- **Task instructions**:
Transcribe each line of the records below exactly, excluding any embedded images.
-- Start of Raw data --
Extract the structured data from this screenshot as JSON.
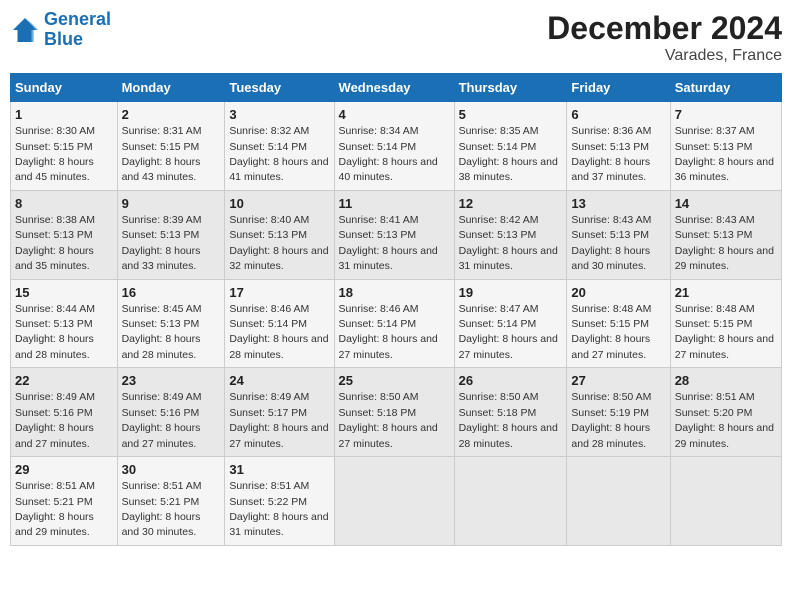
{
  "header": {
    "logo_line1": "General",
    "logo_line2": "Blue",
    "title": "December 2024",
    "subtitle": "Varades, France"
  },
  "columns": [
    "Sunday",
    "Monday",
    "Tuesday",
    "Wednesday",
    "Thursday",
    "Friday",
    "Saturday"
  ],
  "weeks": [
    [
      {
        "day": "1",
        "sunrise": "Sunrise: 8:30 AM",
        "sunset": "Sunset: 5:15 PM",
        "daylight": "Daylight: 8 hours and 45 minutes."
      },
      {
        "day": "2",
        "sunrise": "Sunrise: 8:31 AM",
        "sunset": "Sunset: 5:15 PM",
        "daylight": "Daylight: 8 hours and 43 minutes."
      },
      {
        "day": "3",
        "sunrise": "Sunrise: 8:32 AM",
        "sunset": "Sunset: 5:14 PM",
        "daylight": "Daylight: 8 hours and 41 minutes."
      },
      {
        "day": "4",
        "sunrise": "Sunrise: 8:34 AM",
        "sunset": "Sunset: 5:14 PM",
        "daylight": "Daylight: 8 hours and 40 minutes."
      },
      {
        "day": "5",
        "sunrise": "Sunrise: 8:35 AM",
        "sunset": "Sunset: 5:14 PM",
        "daylight": "Daylight: 8 hours and 38 minutes."
      },
      {
        "day": "6",
        "sunrise": "Sunrise: 8:36 AM",
        "sunset": "Sunset: 5:13 PM",
        "daylight": "Daylight: 8 hours and 37 minutes."
      },
      {
        "day": "7",
        "sunrise": "Sunrise: 8:37 AM",
        "sunset": "Sunset: 5:13 PM",
        "daylight": "Daylight: 8 hours and 36 minutes."
      }
    ],
    [
      {
        "day": "8",
        "sunrise": "Sunrise: 8:38 AM",
        "sunset": "Sunset: 5:13 PM",
        "daylight": "Daylight: 8 hours and 35 minutes."
      },
      {
        "day": "9",
        "sunrise": "Sunrise: 8:39 AM",
        "sunset": "Sunset: 5:13 PM",
        "daylight": "Daylight: 8 hours and 33 minutes."
      },
      {
        "day": "10",
        "sunrise": "Sunrise: 8:40 AM",
        "sunset": "Sunset: 5:13 PM",
        "daylight": "Daylight: 8 hours and 32 minutes."
      },
      {
        "day": "11",
        "sunrise": "Sunrise: 8:41 AM",
        "sunset": "Sunset: 5:13 PM",
        "daylight": "Daylight: 8 hours and 31 minutes."
      },
      {
        "day": "12",
        "sunrise": "Sunrise: 8:42 AM",
        "sunset": "Sunset: 5:13 PM",
        "daylight": "Daylight: 8 hours and 31 minutes."
      },
      {
        "day": "13",
        "sunrise": "Sunrise: 8:43 AM",
        "sunset": "Sunset: 5:13 PM",
        "daylight": "Daylight: 8 hours and 30 minutes."
      },
      {
        "day": "14",
        "sunrise": "Sunrise: 8:43 AM",
        "sunset": "Sunset: 5:13 PM",
        "daylight": "Daylight: 8 hours and 29 minutes."
      }
    ],
    [
      {
        "day": "15",
        "sunrise": "Sunrise: 8:44 AM",
        "sunset": "Sunset: 5:13 PM",
        "daylight": "Daylight: 8 hours and 28 minutes."
      },
      {
        "day": "16",
        "sunrise": "Sunrise: 8:45 AM",
        "sunset": "Sunset: 5:13 PM",
        "daylight": "Daylight: 8 hours and 28 minutes."
      },
      {
        "day": "17",
        "sunrise": "Sunrise: 8:46 AM",
        "sunset": "Sunset: 5:14 PM",
        "daylight": "Daylight: 8 hours and 28 minutes."
      },
      {
        "day": "18",
        "sunrise": "Sunrise: 8:46 AM",
        "sunset": "Sunset: 5:14 PM",
        "daylight": "Daylight: 8 hours and 27 minutes."
      },
      {
        "day": "19",
        "sunrise": "Sunrise: 8:47 AM",
        "sunset": "Sunset: 5:14 PM",
        "daylight": "Daylight: 8 hours and 27 minutes."
      },
      {
        "day": "20",
        "sunrise": "Sunrise: 8:48 AM",
        "sunset": "Sunset: 5:15 PM",
        "daylight": "Daylight: 8 hours and 27 minutes."
      },
      {
        "day": "21",
        "sunrise": "Sunrise: 8:48 AM",
        "sunset": "Sunset: 5:15 PM",
        "daylight": "Daylight: 8 hours and 27 minutes."
      }
    ],
    [
      {
        "day": "22",
        "sunrise": "Sunrise: 8:49 AM",
        "sunset": "Sunset: 5:16 PM",
        "daylight": "Daylight: 8 hours and 27 minutes."
      },
      {
        "day": "23",
        "sunrise": "Sunrise: 8:49 AM",
        "sunset": "Sunset: 5:16 PM",
        "daylight": "Daylight: 8 hours and 27 minutes."
      },
      {
        "day": "24",
        "sunrise": "Sunrise: 8:49 AM",
        "sunset": "Sunset: 5:17 PM",
        "daylight": "Daylight: 8 hours and 27 minutes."
      },
      {
        "day": "25",
        "sunrise": "Sunrise: 8:50 AM",
        "sunset": "Sunset: 5:18 PM",
        "daylight": "Daylight: 8 hours and 27 minutes."
      },
      {
        "day": "26",
        "sunrise": "Sunrise: 8:50 AM",
        "sunset": "Sunset: 5:18 PM",
        "daylight": "Daylight: 8 hours and 28 minutes."
      },
      {
        "day": "27",
        "sunrise": "Sunrise: 8:50 AM",
        "sunset": "Sunset: 5:19 PM",
        "daylight": "Daylight: 8 hours and 28 minutes."
      },
      {
        "day": "28",
        "sunrise": "Sunrise: 8:51 AM",
        "sunset": "Sunset: 5:20 PM",
        "daylight": "Daylight: 8 hours and 29 minutes."
      }
    ],
    [
      {
        "day": "29",
        "sunrise": "Sunrise: 8:51 AM",
        "sunset": "Sunset: 5:21 PM",
        "daylight": "Daylight: 8 hours and 29 minutes."
      },
      {
        "day": "30",
        "sunrise": "Sunrise: 8:51 AM",
        "sunset": "Sunset: 5:21 PM",
        "daylight": "Daylight: 8 hours and 30 minutes."
      },
      {
        "day": "31",
        "sunrise": "Sunrise: 8:51 AM",
        "sunset": "Sunset: 5:22 PM",
        "daylight": "Daylight: 8 hours and 31 minutes."
      },
      null,
      null,
      null,
      null
    ]
  ]
}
-- End of Raw data --
- **Result below**:
Extract the structured data from this screenshot as JSON.
{
  "header": {
    "logo_line1": "General",
    "logo_line2": "Blue",
    "title": "December 2024",
    "subtitle": "Varades, France"
  },
  "columns": [
    "Sunday",
    "Monday",
    "Tuesday",
    "Wednesday",
    "Thursday",
    "Friday",
    "Saturday"
  ],
  "weeks": [
    [
      {
        "day": "1",
        "sunrise": "Sunrise: 8:30 AM",
        "sunset": "Sunset: 5:15 PM",
        "daylight": "Daylight: 8 hours and 45 minutes."
      },
      {
        "day": "2",
        "sunrise": "Sunrise: 8:31 AM",
        "sunset": "Sunset: 5:15 PM",
        "daylight": "Daylight: 8 hours and 43 minutes."
      },
      {
        "day": "3",
        "sunrise": "Sunrise: 8:32 AM",
        "sunset": "Sunset: 5:14 PM",
        "daylight": "Daylight: 8 hours and 41 minutes."
      },
      {
        "day": "4",
        "sunrise": "Sunrise: 8:34 AM",
        "sunset": "Sunset: 5:14 PM",
        "daylight": "Daylight: 8 hours and 40 minutes."
      },
      {
        "day": "5",
        "sunrise": "Sunrise: 8:35 AM",
        "sunset": "Sunset: 5:14 PM",
        "daylight": "Daylight: 8 hours and 38 minutes."
      },
      {
        "day": "6",
        "sunrise": "Sunrise: 8:36 AM",
        "sunset": "Sunset: 5:13 PM",
        "daylight": "Daylight: 8 hours and 37 minutes."
      },
      {
        "day": "7",
        "sunrise": "Sunrise: 8:37 AM",
        "sunset": "Sunset: 5:13 PM",
        "daylight": "Daylight: 8 hours and 36 minutes."
      }
    ],
    [
      {
        "day": "8",
        "sunrise": "Sunrise: 8:38 AM",
        "sunset": "Sunset: 5:13 PM",
        "daylight": "Daylight: 8 hours and 35 minutes."
      },
      {
        "day": "9",
        "sunrise": "Sunrise: 8:39 AM",
        "sunset": "Sunset: 5:13 PM",
        "daylight": "Daylight: 8 hours and 33 minutes."
      },
      {
        "day": "10",
        "sunrise": "Sunrise: 8:40 AM",
        "sunset": "Sunset: 5:13 PM",
        "daylight": "Daylight: 8 hours and 32 minutes."
      },
      {
        "day": "11",
        "sunrise": "Sunrise: 8:41 AM",
        "sunset": "Sunset: 5:13 PM",
        "daylight": "Daylight: 8 hours and 31 minutes."
      },
      {
        "day": "12",
        "sunrise": "Sunrise: 8:42 AM",
        "sunset": "Sunset: 5:13 PM",
        "daylight": "Daylight: 8 hours and 31 minutes."
      },
      {
        "day": "13",
        "sunrise": "Sunrise: 8:43 AM",
        "sunset": "Sunset: 5:13 PM",
        "daylight": "Daylight: 8 hours and 30 minutes."
      },
      {
        "day": "14",
        "sunrise": "Sunrise: 8:43 AM",
        "sunset": "Sunset: 5:13 PM",
        "daylight": "Daylight: 8 hours and 29 minutes."
      }
    ],
    [
      {
        "day": "15",
        "sunrise": "Sunrise: 8:44 AM",
        "sunset": "Sunset: 5:13 PM",
        "daylight": "Daylight: 8 hours and 28 minutes."
      },
      {
        "day": "16",
        "sunrise": "Sunrise: 8:45 AM",
        "sunset": "Sunset: 5:13 PM",
        "daylight": "Daylight: 8 hours and 28 minutes."
      },
      {
        "day": "17",
        "sunrise": "Sunrise: 8:46 AM",
        "sunset": "Sunset: 5:14 PM",
        "daylight": "Daylight: 8 hours and 28 minutes."
      },
      {
        "day": "18",
        "sunrise": "Sunrise: 8:46 AM",
        "sunset": "Sunset: 5:14 PM",
        "daylight": "Daylight: 8 hours and 27 minutes."
      },
      {
        "day": "19",
        "sunrise": "Sunrise: 8:47 AM",
        "sunset": "Sunset: 5:14 PM",
        "daylight": "Daylight: 8 hours and 27 minutes."
      },
      {
        "day": "20",
        "sunrise": "Sunrise: 8:48 AM",
        "sunset": "Sunset: 5:15 PM",
        "daylight": "Daylight: 8 hours and 27 minutes."
      },
      {
        "day": "21",
        "sunrise": "Sunrise: 8:48 AM",
        "sunset": "Sunset: 5:15 PM",
        "daylight": "Daylight: 8 hours and 27 minutes."
      }
    ],
    [
      {
        "day": "22",
        "sunrise": "Sunrise: 8:49 AM",
        "sunset": "Sunset: 5:16 PM",
        "daylight": "Daylight: 8 hours and 27 minutes."
      },
      {
        "day": "23",
        "sunrise": "Sunrise: 8:49 AM",
        "sunset": "Sunset: 5:16 PM",
        "daylight": "Daylight: 8 hours and 27 minutes."
      },
      {
        "day": "24",
        "sunrise": "Sunrise: 8:49 AM",
        "sunset": "Sunset: 5:17 PM",
        "daylight": "Daylight: 8 hours and 27 minutes."
      },
      {
        "day": "25",
        "sunrise": "Sunrise: 8:50 AM",
        "sunset": "Sunset: 5:18 PM",
        "daylight": "Daylight: 8 hours and 27 minutes."
      },
      {
        "day": "26",
        "sunrise": "Sunrise: 8:50 AM",
        "sunset": "Sunset: 5:18 PM",
        "daylight": "Daylight: 8 hours and 28 minutes."
      },
      {
        "day": "27",
        "sunrise": "Sunrise: 8:50 AM",
        "sunset": "Sunset: 5:19 PM",
        "daylight": "Daylight: 8 hours and 28 minutes."
      },
      {
        "day": "28",
        "sunrise": "Sunrise: 8:51 AM",
        "sunset": "Sunset: 5:20 PM",
        "daylight": "Daylight: 8 hours and 29 minutes."
      }
    ],
    [
      {
        "day": "29",
        "sunrise": "Sunrise: 8:51 AM",
        "sunset": "Sunset: 5:21 PM",
        "daylight": "Daylight: 8 hours and 29 minutes."
      },
      {
        "day": "30",
        "sunrise": "Sunrise: 8:51 AM",
        "sunset": "Sunset: 5:21 PM",
        "daylight": "Daylight: 8 hours and 30 minutes."
      },
      {
        "day": "31",
        "sunrise": "Sunrise: 8:51 AM",
        "sunset": "Sunset: 5:22 PM",
        "daylight": "Daylight: 8 hours and 31 minutes."
      },
      null,
      null,
      null,
      null
    ]
  ]
}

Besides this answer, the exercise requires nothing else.